(Records supplied):
☆ ☆ ☆ ☆ ☆ ☆ ☆

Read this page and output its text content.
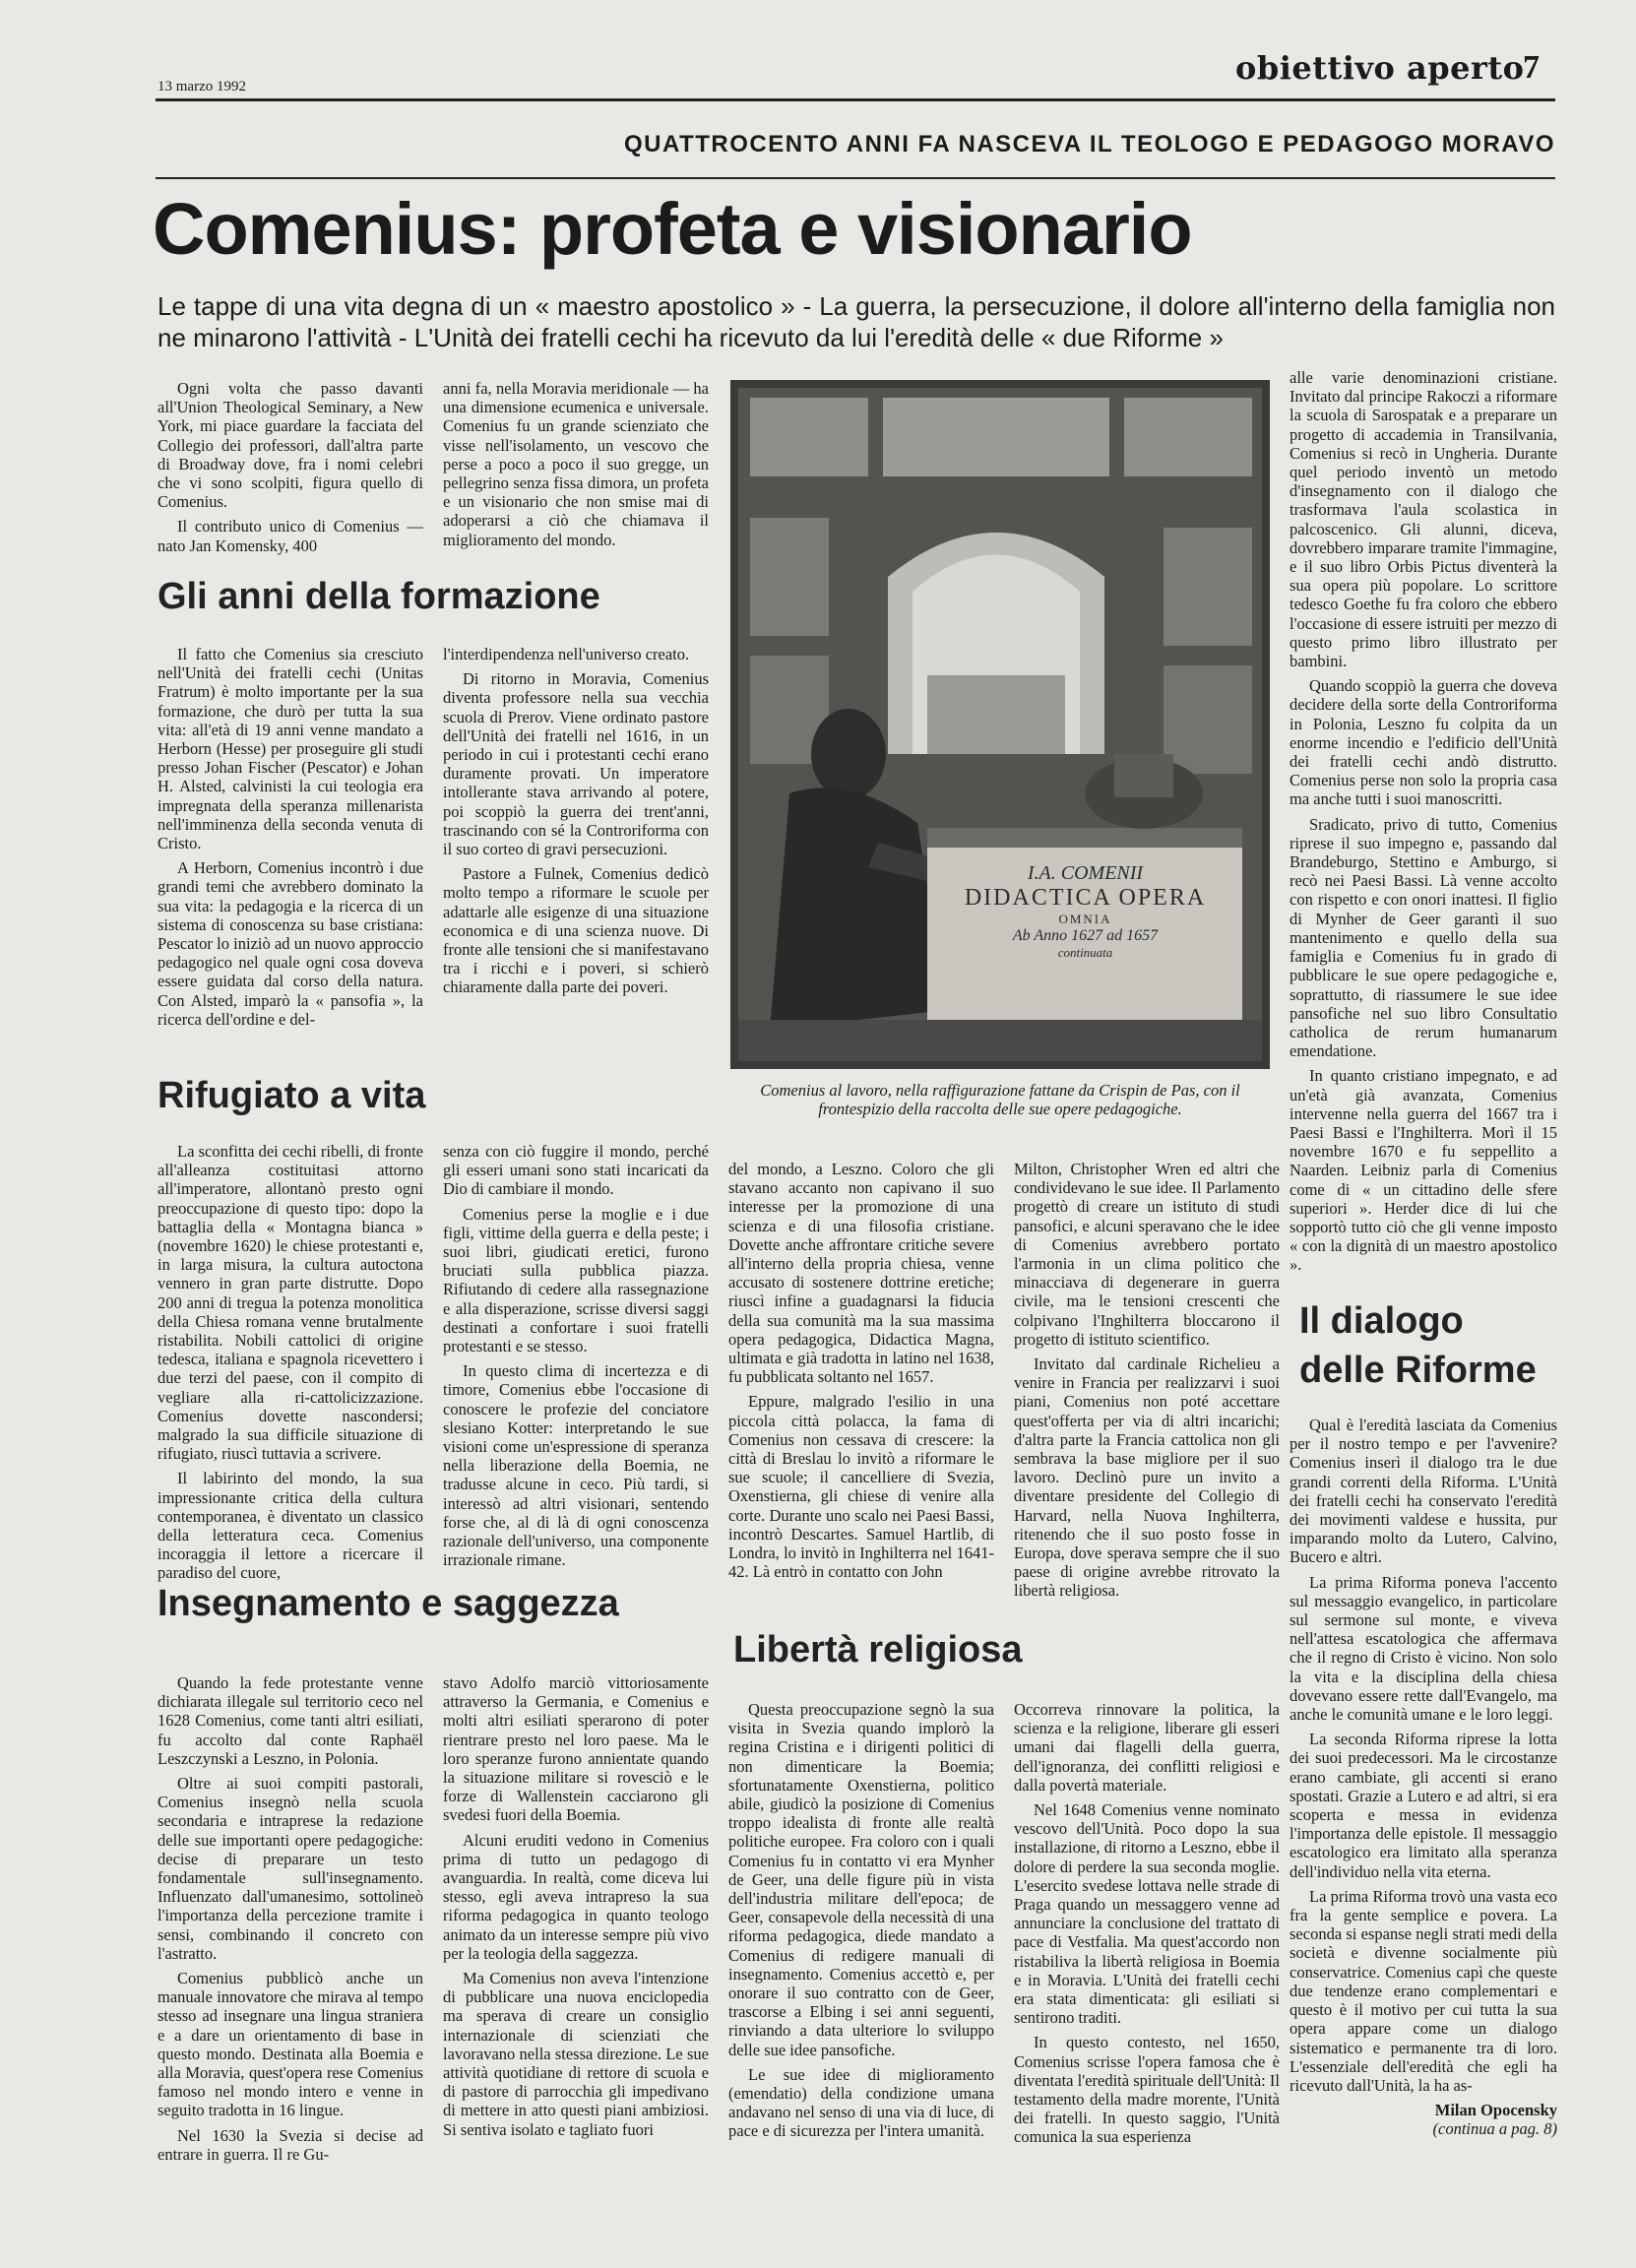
13 marzo 1992	obiettivo aperto
7
QUATTROCENTO ANNI FA NASCEVA IL TEOLOGO E PEDAGOGO MORAVO
Comenius: profeta e visionario
Le tappe di una vita degna di un « maestro apostolico » - La guerra, la persecuzione, il dolore all'interno della famiglia non ne minarono l'attività - L'Unità dei fratelli cechi ha ricevuto da lui l'eredità delle « due Riforme »

Ogni volta che passo davanti all'Union Theological Seminary, a New York, mi piace guardare la facciata del Collegio dei professori, dall'altra parte di Broadway dove, fra i nomi celebri che vi sono scolpiti, figura quello di Comenius.

Il contributo unico di Comenius — nato Jan Komensky, 400

anni fa, nella Moravia meridionale — ha una dimensione ecumenica e universale. Comenius fu un grande scienziato che visse nell'isolamento, un vescovo che perse a poco a poco il suo gregge, un pellegrino senza fissa dimora, un profeta e un visionario che non smise mai di adoperarsi a ciò che chiamava il miglioramento del mondo.

Gli anni della formazione

Il fatto che Comenius sia cresciuto nell'Unità dei fratelli cechi (Unitas Fratrum) è molto importante per la sua formazione, che durò per tutta la sua vita: all'età di 19 anni venne mandato a Herborn (Hesse) per proseguire gli studi presso Johan Fischer (Pescator) e Johan H. Alsted, calvinisti la cui teologia era impregnata della speranza millenarista nell'imminenza della seconda venuta di Cristo.

A Herborn, Comenius incontrò i due grandi temi che avrebbero dominato la sua vita: la pedagogia e la ricerca di un sistema di conoscenza su base cristiana: Pescator lo iniziò ad un nuovo approccio pedagogico nel quale ogni cosa doveva essere guidata dal corso della natura. Con Alsted, imparò la « pansofia », la ricerca dell'ordine e del-

l'interdipendenza nell'universo creato.

Di ritorno in Moravia, Comenius diventa professore nella sua vecchia scuola di Prerov. Viene ordinato pastore dell'Unità dei fratelli nel 1616, in un periodo in cui i protestanti cechi erano duramente provati. Un imperatore intollerante stava arrivando al potere, poi scoppiò la guerra dei trent'anni, trascinando con sé la Controriforma con il suo corteo di gravi persecuzioni.

Pastore a Fulnek, Comenius dedicò molto tempo a riformare le scuole per adattarle alle esigenze di una situazione economica e di una scienza nuove. Di fronte alle tensioni che si manifestavano tra i ricchi e i poveri, si schierò chiaramente dalla parte dei poveri.

I.A. COMENII
DIDACTICA OPERA
OMNIA
Ab Anno 1627 ad 1657
continuata
Comenius al lavoro, nella raffigurazione fattane da Crispin de Pas, con il frontespizio della raccolta delle sue opere pedagogiche.

alle varie denominazioni cristiane. Invitato dal principe Rakoczi a riformare la scuola di Sarospatak e a preparare un progetto di accademia in Transilvania, Comenius si recò in Ungheria. Durante quel periodo inventò un metodo d'insegnamento con il dialogo che trasformava l'aula scolastica in palcoscenico. Gli alunni, diceva, dovrebbero imparare tramite l'immagine, e il suo libro Orbis Pictus diventerà la sua opera più popolare. Lo scrittore tedesco Goethe fu fra coloro che ebbero l'occasione di essere istruiti per mezzo di questo primo libro illustrato per bambini.

Quando scoppiò la guerra che doveva decidere della sorte della Controriforma in Polonia, Leszno fu colpita da un enorme incendio e l'edificio dell'Unità dei fratelli cechi andò distrutto. Comenius perse non solo la propria casa ma anche tutti i suoi manoscritti.

Sradicato, privo di tutto, Comenius riprese il suo impegno e, passando dal Brandeburgo, Stettino e Amburgo, si recò nei Paesi Bassi. Là venne accolto con rispetto e con onori inattesi. Il figlio di Mynher de Geer garantì il suo mantenimento e quello della sua famiglia e Comenius fu in grado di pubblicare le sue opere pedagogiche e, soprattutto, di riassumere le sue idee pansofiche nel suo libro Consultatio catholica de rerum humanarum emendatione.

In quanto cristiano impegnato, e ad un'età già avanzata, Comenius intervenne nella guerra del 1667 tra i Paesi Bassi e l'Inghilterra. Morì il 15 novembre 1670 e fu seppellito a Naarden. Leibniz parla di Comenius come di « un cittadino delle sfere superiori ». Herder dice di lui che sopportò tutto ciò che gli venne imposto « con la dignità di un maestro apostolico ».

Rifugiato a vita

La sconfitta dei cechi ribelli, di fronte all'alleanza costituitasi attorno all'imperatore, allontanò presto ogni preoccupazione di questo tipo: dopo la battaglia della « Montagna bianca » (novembre 1620) le chiese protestanti e, in larga misura, la cultura autoctona vennero in gran parte distrutte. Dopo 200 anni di tregua la potenza monolitica della Chiesa romana venne brutalmente ristabilita. Nobili cattolici di origine tedesca, italiana e spagnola ricevettero i due terzi del paese, con il compito di vegliare alla ri-cattolicizzazione. Comenius dovette nascondersi; malgrado la sua difficile situazione di rifugiato, riuscì tuttavia a scrivere.

Il labirinto del mondo, la sua impressionante critica della cultura contemporanea, è diventato un classico della letteratura ceca. Comenius incoraggia il lettore a ricercare il paradiso del cuore,

senza con ciò fuggire il mondo, perché gli esseri umani sono stati incaricati da Dio di cambiare il mondo.

Comenius perse la moglie e i due figli, vittime della guerra e della peste; i suoi libri, giudicati eretici, furono bruciati sulla pubblica piazza. Rifiutando di cedere alla rassegnazione e alla disperazione, scrisse diversi saggi destinati a confortare i suoi fratelli protestanti e se stesso.

In questo clima di incertezza e di timore, Comenius ebbe l'occasione di conoscere le profezie del conciatore slesiano Kotter: interpretando le sue visioni come un'espressione di speranza nella liberazione della Boemia, ne tradusse alcune in ceco. Più tardi, si interessò ad altri visionari, sentendo forse che, al di là di ogni conoscenza razionale dell'universo, una componente irrazionale rimane.

del mondo, a Leszno. Coloro che gli stavano accanto non capivano il suo interesse per la promozione di una scienza e di una filosofia cristiane. Dovette anche affrontare critiche severe all'interno della propria chiesa, venne accusato di sostenere dottrine eretiche; riuscì infine a guadagnarsi la fiducia della sua comunità ma la sua massima opera pedagogica, Didactica Magna, ultimata e già tradotta in latino nel 1638, fu pubblicata soltanto nel 1657.

Eppure, malgrado l'esilio in una piccola città polacca, la fama di Comenius non cessava di crescere: la città di Breslau lo invitò a riformare le sue scuole; il cancelliere di Svezia, Oxenstierna, gli chiese di venire alla corte. Durante uno scalo nei Paesi Bassi, incontrò Descartes. Samuel Hartlib, di Londra, lo invitò in Inghilterra nel 1641-42. Là entrò in contatto con John

Milton, Christopher Wren ed altri che condividevano le sue idee. Il Parlamento progettò di creare un istituto di studi pansofici, e alcuni speravano che le idee di Comenius avrebbero portato l'armonia in un clima politico che minacciava di degenerare in guerra civile, ma le tensioni crescenti che colpivano l'Inghilterra bloccarono il progetto di istituto scientifico.

Invitato dal cardinale Richelieu a venire in Francia per realizzarvi i suoi piani, Comenius non poté accettare quest'offerta per via di altri incarichi; d'altra parte la Francia cattolica non gli sembrava la base migliore per il suo lavoro. Declinò pure un invito a diventare presidente del Collegio di Harvard, nella Nuova Inghilterra, ritenendo che il suo posto fosse in Europa, dove sperava sempre che il suo paese di origine avrebbe ritrovato la libertà religiosa.

Insegnamento e saggezza

Quando la fede protestante venne dichiarata illegale sul territorio ceco nel 1628 Comenius, come tanti altri esiliati, fu accolto dal conte Raphaël Leszczynski a Leszno, in Polonia.

Oltre ai suoi compiti pastorali, Comenius insegnò nella scuola secondaria e intraprese la redazione delle sue importanti opere pedagogiche: decise di preparare un testo fondamentale sull'insegnamento. Influenzato dall'umanesimo, sottolineò l'importanza della percezione tramite i sensi, combinando il concreto con l'astratto.

Comenius pubblicò anche un manuale innovatore che mirava al tempo stesso ad insegnare una lingua straniera e a dare un orientamento di base in questo mondo. Destinata alla Boemia e alla Moravia, quest'opera rese Comenius famoso nel mondo intero e venne in seguito tradotta in 16 lingue.

Nel 1630 la Svezia si decise ad entrare in guerra. Il re Gu-

stavo Adolfo marciò vittoriosamente attraverso la Germania, e Comenius e molti altri esiliati sperarono di poter rientrare presto nel loro paese. Ma le loro speranze furono annientate quando la situazione militare si rovesciò e le forze di Wallenstein cacciarono gli svedesi fuori della Boemia.

Alcuni eruditi vedono in Comenius prima di tutto un pedagogo di avanguardia. In realtà, come diceva lui stesso, egli aveva intrapreso la sua riforma pedagogica in quanto teologo animato da un interesse sempre più vivo per la teologia della saggezza.

Ma Comenius non aveva l'intenzione di pubblicare una nuova enciclopedia ma sperava di creare un consiglio internazionale di scienziati che lavoravano nella stessa direzione. Le sue attività quotidiane di rettore di scuola e di pastore di parrocchia gli impedivano di mettere in atto questi piani ambiziosi. Si sentiva isolato e tagliato fuori

Libertà religiosa

Questa preoccupazione segnò la sua visita in Svezia quando implorò la regina Cristina e i dirigenti politici di non dimenticare la Boemia; sfortunatamente Oxenstierna, politico abile, giudicò la posizione di Comenius troppo idealista di fronte alle realtà politiche europee. Fra coloro con i quali Comenius fu in contatto vi era Mynher de Geer, una delle figure più in vista dell'industria militare dell'epoca; de Geer, consapevole della necessità di una riforma pedagogica, diede mandato a Comenius di redigere manuali di insegnamento. Comenius accettò e, per onorare il suo contratto con de Geer, trascorse a Elbing i sei anni seguenti, rinviando a data ulteriore lo sviluppo delle sue idee pansofiche.

Le sue idee di miglioramento (emendatio) della condizione umana andavano nel senso di una via di luce, di pace e di sicurezza per l'intera umanità.

Occorreva rinnovare la politica, la scienza e la religione, liberare gli esseri umani dai flagelli della guerra, dell'ignoranza, dei conflitti religiosi e dalla povertà materiale.

Nel 1648 Comenius venne nominato vescovo dell'Unità. Poco dopo la sua installazione, di ritorno a Leszno, ebbe il dolore di perdere la sua seconda moglie. L'esercito svedese lottava nelle strade di Praga quando un messaggero venne ad annunciare la conclusione del trattato di pace di Vestfalia. Ma quest'accordo non ristabiliva la libertà religiosa in Boemia e in Moravia. L'Unità dei fratelli cechi era stata dimenticata: gli esiliati si sentirono traditi.

In questo contesto, nel 1650, Comenius scrisse l'opera famosa che è diventata l'eredità spirituale dell'Unità: Il testamento della madre morente, l'Unità dei fratelli. In questo saggio, l'Unità comunica la sua esperienza

Il dialogo
delle Riforme

Qual è l'eredità lasciata da Comenius per il nostro tempo e per l'avvenire? Comenius inserì il dialogo tra le due grandi correnti della Riforma. L'Unità dei fratelli cechi ha conservato l'eredità dei movimenti valdese e hussita, pur imparando molto da Lutero, Calvino, Bucero e altri.

La prima Riforma poneva l'accento sul messaggio evangelico, in particolare sul sermone sul monte, e viveva nell'attesa escatologica che affermava che il regno di Cristo è vicino. Non solo la vita e la disciplina della chiesa dovevano essere rette dall'Evangelo, ma anche le comunità umane e le loro leggi.

La seconda Riforma riprese la lotta dei suoi predecessori. Ma le circostanze erano cambiate, gli accenti si erano spostati. Grazie a Lutero e ad altri, si era scoperta e messa in evidenza l'importanza delle epistole. Il messaggio escatologico era limitato alla speranza dell'individuo nella vita eterna.

La prima Riforma trovò una vasta eco fra la gente semplice e povera. La seconda si espanse negli strati medi della società e divenne socialmente più conservatrice. Comenius capì che queste due tendenze erano complementari e questo è il motivo per cui tutta la sua opera appare come un dialogo sistematico e permanente tra di loro. L'essenziale dell'eredità che egli ha ricevuto dall'Unità, la ha as-

Milan Opocensky
(continua a pag. 8)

☆ ☆ ☆ ☆ ☆ ☆ ☆

(Exercise instructions): Leave out every line without the string "decise" and copy the rest.

(Solution for this problem):
Oltre ai suoi compiti pastorali, Comenius insegnò nella scuola secondaria e intraprese la redazione delle sue importanti opere pedagogiche: decise di preparare un testo fondamentale sull'insegnamento. Influenzato dall'umanesimo, sottolineò l'importanza della percezione tramite i sensi, combinando il concreto con l'astratto.
Nel 1630 la Svezia si decise ad entrare in guerra. Il re Gu-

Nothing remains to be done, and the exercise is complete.